AIM = Write out each line of the material again, word for word.

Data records
---------------

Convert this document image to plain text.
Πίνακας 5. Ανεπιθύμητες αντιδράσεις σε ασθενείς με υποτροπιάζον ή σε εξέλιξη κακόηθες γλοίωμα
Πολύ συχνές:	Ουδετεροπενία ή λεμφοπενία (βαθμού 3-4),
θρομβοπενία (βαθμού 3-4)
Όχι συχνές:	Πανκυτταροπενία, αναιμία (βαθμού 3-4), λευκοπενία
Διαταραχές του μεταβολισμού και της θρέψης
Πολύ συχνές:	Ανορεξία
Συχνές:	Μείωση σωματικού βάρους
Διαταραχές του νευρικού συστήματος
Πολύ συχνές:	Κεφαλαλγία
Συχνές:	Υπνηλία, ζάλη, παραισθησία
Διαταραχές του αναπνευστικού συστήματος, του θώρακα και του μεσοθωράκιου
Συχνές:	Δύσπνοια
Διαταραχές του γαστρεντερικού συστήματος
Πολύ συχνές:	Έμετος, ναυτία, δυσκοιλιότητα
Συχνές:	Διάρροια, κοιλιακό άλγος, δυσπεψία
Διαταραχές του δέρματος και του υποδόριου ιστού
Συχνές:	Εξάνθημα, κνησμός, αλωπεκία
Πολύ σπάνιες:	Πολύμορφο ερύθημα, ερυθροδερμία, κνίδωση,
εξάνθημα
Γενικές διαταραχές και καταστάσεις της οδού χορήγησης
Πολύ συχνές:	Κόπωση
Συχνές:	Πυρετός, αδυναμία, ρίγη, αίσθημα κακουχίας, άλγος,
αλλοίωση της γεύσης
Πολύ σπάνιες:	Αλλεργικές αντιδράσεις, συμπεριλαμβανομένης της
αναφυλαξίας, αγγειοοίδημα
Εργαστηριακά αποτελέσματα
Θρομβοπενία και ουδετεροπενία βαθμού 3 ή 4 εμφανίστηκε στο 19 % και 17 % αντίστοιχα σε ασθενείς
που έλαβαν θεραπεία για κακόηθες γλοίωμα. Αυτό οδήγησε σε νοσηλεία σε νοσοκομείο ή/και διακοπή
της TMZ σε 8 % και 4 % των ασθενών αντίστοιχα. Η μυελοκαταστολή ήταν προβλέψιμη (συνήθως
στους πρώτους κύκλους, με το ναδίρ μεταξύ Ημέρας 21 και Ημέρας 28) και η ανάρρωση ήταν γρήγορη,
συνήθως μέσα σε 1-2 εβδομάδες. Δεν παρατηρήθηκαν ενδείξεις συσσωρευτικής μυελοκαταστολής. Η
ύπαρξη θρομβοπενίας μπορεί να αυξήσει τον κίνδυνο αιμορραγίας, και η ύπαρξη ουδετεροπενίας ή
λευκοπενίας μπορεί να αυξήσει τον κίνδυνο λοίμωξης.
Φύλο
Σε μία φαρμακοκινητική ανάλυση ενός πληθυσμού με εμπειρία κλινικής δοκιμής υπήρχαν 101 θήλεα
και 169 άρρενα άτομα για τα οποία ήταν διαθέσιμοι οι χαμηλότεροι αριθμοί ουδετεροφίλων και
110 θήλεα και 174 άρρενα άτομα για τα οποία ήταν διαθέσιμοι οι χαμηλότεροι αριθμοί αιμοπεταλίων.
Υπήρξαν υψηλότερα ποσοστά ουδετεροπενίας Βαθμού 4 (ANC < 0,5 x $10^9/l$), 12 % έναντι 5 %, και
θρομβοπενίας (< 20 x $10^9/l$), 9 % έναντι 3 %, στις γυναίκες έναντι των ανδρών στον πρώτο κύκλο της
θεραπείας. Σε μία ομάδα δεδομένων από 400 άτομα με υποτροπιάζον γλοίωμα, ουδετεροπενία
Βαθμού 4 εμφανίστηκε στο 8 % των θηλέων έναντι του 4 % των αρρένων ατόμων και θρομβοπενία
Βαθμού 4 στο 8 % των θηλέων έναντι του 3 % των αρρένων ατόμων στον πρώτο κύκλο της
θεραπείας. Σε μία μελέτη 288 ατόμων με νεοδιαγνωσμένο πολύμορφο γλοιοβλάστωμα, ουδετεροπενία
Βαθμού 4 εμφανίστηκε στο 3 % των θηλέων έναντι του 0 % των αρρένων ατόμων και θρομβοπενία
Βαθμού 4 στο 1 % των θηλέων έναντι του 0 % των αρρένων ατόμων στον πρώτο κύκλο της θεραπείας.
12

---------------

OUTPUT OF THE EXERCISE =
Convert this document image to plain text.
Πίνακας 5. Ανεπιθύμητες αντιδράσεις σε ασθενείς με υποτροπιάζον ή σε εξέλιξη κακόηθες γλοίωμα
Πολύ συχνές:	Ουδετεροπενία ή λεμφοπενία (βαθμού 3-4),
θρομβοπενία (βαθμού 3-4)
Όχι συχνές:	Πανκυτταροπενία, αναιμία (βαθμού 3-4), λευκοπενία
Διαταραχές του μεταβολισμού και της θρέψης
Πολύ συχνές:	Ανορεξία
Συχνές:	Μείωση σωματικού βάρους
Διαταραχές του νευρικού συστήματος
Πολύ συχνές:	Κεφαλαλγία
Συχνές:	Υπνηλία, ζάλη, παραισθησία
Διαταραχές του αναπνευστικού συστήματος, του θώρακα και του μεσοθωράκιου
Συχνές:	Δύσπνοια
Διαταραχές του γαστρεντερικού συστήματος
Πολύ συχνές:	Έμετος, ναυτία, δυσκοιλιότητα
Συχνές:	Διάρροια, κοιλιακό άλγος, δυσπεψία
Διαταραχές του δέρματος και του υποδόριου ιστού
Συχνές:	Εξάνθημα, κνησμός, αλωπεκία
Πολύ σπάνιες:	Πολύμορφο ερύθημα, ερυθροδερμία, κνίδωση,
εξάνθημα
Γενικές διαταραχές και καταστάσεις της οδού χορήγησης
Πολύ συχνές:	Κόπωση
Συχνές:	Πυρετός, αδυναμία, ρίγη, αίσθημα κακουχίας, άλγος,
αλλοίωση της γεύσης
Πολύ σπάνιες:	Αλλεργικές αντιδράσεις, συμπεριλαμβανομένης της
αναφυλαξίας, αγγειοοίδημα
Εργαστηριακά αποτελέσματα
Θρομβοπενία και ουδετεροπενία βαθμού 3 ή 4 εμφανίστηκε στο 19 % και 17 % αντίστοιχα σε ασθενείς
που έλαβαν θεραπεία για κακόηθες γλοίωμα. Αυτό οδήγησε σε νοσηλεία σε νοσοκομείο ή/και διακοπή
της TMZ σε 8 % και 4 % των ασθενών αντίστοιχα. Η μυελοκαταστολή ήταν προβλέψιμη (συνήθως
στους πρώτους κύκλους, με το ναδίρ μεταξύ Ημέρας 21 και Ημέρας 28) και η ανάρρωση ήταν γρήγορη,
συνήθως μέσα σε 1-2 εβδομάδες. Δεν παρατηρήθηκαν ενδείξεις συσσωρευτικής μυελοκαταστολής. Η
ύπαρξη θρομβοπενίας μπορεί να αυξήσει τον κίνδυνο αιμορραγίας, και η ύπαρξη ουδετεροπενίας ή
λευκοπενίας μπορεί να αυξήσει τον κίνδυνο λοίμωξης.
Φύλο
Σε μία φαρμακοκινητική ανάλυση ενός πληθυσμού με εμπειρία κλινικής δοκιμής υπήρχαν 101 θήλεα
και 169 άρρενα άτομα για τα οποία ήταν διαθέσιμοι οι χαμηλότεροι αριθμοί ουδετεροφίλων και
110 θήλεα και 174 άρρενα άτομα για τα οποία ήταν διαθέσιμοι οι χαμηλότεροι αριθμοί αιμοπεταλίων.
Υπήρξαν υψηλότερα ποσοστά ουδετεροπενίας Βαθμού 4 (ANC < 0,5 x $10^9/l$), 12 % έναντι 5 %, και
θρομβοπενίας (< 20 x $10^9/l$), 9 % έναντι 3 %, στις γυναίκες έναντι των ανδρών στον πρώτο κύκλο της
θεραπείας. Σε μία ομάδα δεδομένων από 400 άτομα με υποτροπιάζον γλοίωμα, ουδετεροπενία
Βαθμού 4 εμφανίστηκε στο 8 % των θηλέων έναντι του 4 % των αρρένων ατόμων και θρομβοπενία
Βαθμού 4 στο 8 % των θηλέων έναντι του 3 % των αρρένων ατόμων στον πρώτο κύκλο της
θεραπείας. Σε μία μελέτη 288 ατόμων με νεοδιαγνωσμένο πολύμορφο γλοιοβλάστωμα, ουδετεροπενία
Βαθμού 4 εμφανίστηκε στο 3 % των θηλέων έναντι του 0 % των αρρένων ατόμων και θρομβοπενία
Βαθμού 4 στο 1 % των θηλέων έναντι του 0 % των αρρένων ατόμων στον πρώτο κύκλο της θεραπείας.
12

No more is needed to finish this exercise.